Task details: Return the listing below exactly, with the pictures dropped.

[Part of a data file]
== == ==

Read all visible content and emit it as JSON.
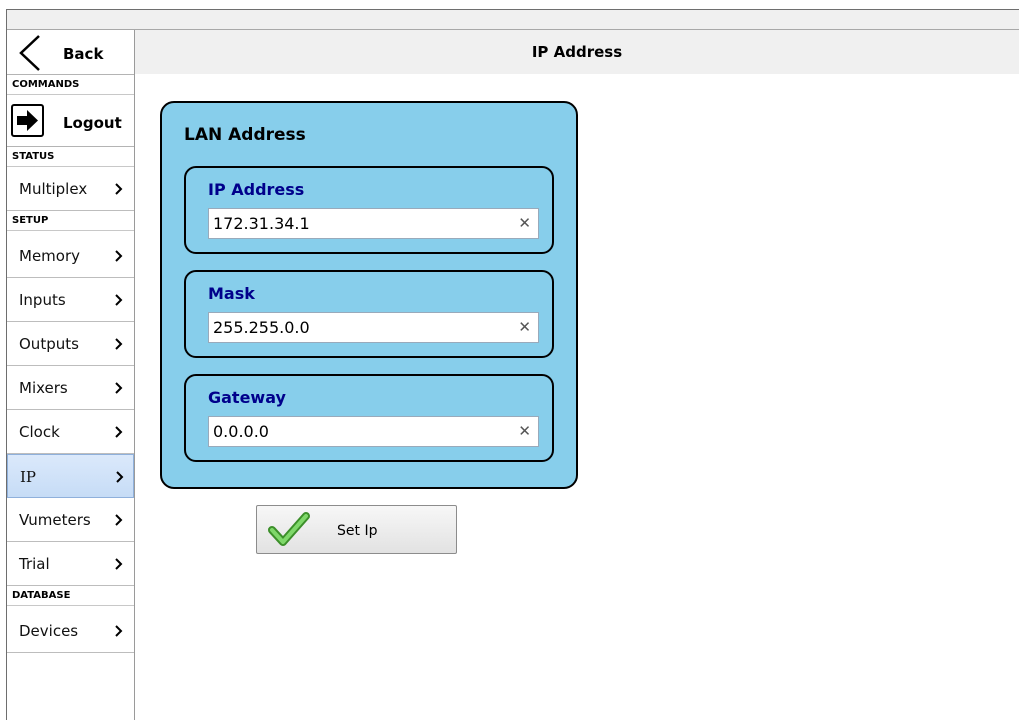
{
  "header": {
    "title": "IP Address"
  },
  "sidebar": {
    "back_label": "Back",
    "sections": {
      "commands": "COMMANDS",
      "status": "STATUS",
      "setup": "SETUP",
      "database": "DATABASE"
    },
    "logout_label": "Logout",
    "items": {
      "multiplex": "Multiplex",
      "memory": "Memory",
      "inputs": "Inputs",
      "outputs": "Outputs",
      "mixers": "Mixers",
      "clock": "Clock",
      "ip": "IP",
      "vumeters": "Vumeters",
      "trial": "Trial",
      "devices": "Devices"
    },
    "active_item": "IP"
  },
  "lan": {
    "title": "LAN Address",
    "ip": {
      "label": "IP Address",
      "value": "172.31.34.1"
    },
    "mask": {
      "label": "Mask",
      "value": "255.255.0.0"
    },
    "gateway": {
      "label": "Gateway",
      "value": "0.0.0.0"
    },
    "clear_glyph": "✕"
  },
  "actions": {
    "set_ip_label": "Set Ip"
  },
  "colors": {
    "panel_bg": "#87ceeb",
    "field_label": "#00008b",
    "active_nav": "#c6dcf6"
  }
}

== == ==

Complete answer:
Read all visible content and emit it as JSON.
{
  "header": {
    "title": "IP Address"
  },
  "sidebar": {
    "back_label": "Back",
    "sections": {
      "commands": "COMMANDS",
      "status": "STATUS",
      "setup": "SETUP",
      "database": "DATABASE"
    },
    "logout_label": "Logout",
    "items": {
      "multiplex": "Multiplex",
      "memory": "Memory",
      "inputs": "Inputs",
      "outputs": "Outputs",
      "mixers": "Mixers",
      "clock": "Clock",
      "ip": "IP",
      "vumeters": "Vumeters",
      "trial": "Trial",
      "devices": "Devices"
    },
    "active_item": "IP"
  },
  "lan": {
    "title": "LAN Address",
    "ip": {
      "label": "IP Address",
      "value": "172.31.34.1"
    },
    "mask": {
      "label": "Mask",
      "value": "255.255.0.0"
    },
    "gateway": {
      "label": "Gateway",
      "value": "0.0.0.0"
    },
    "clear_glyph": "✕"
  },
  "actions": {
    "set_ip_label": "Set Ip"
  },
  "colors": {
    "panel_bg": "#87ceeb",
    "field_label": "#00008b",
    "active_nav": "#c6dcf6"
  }
}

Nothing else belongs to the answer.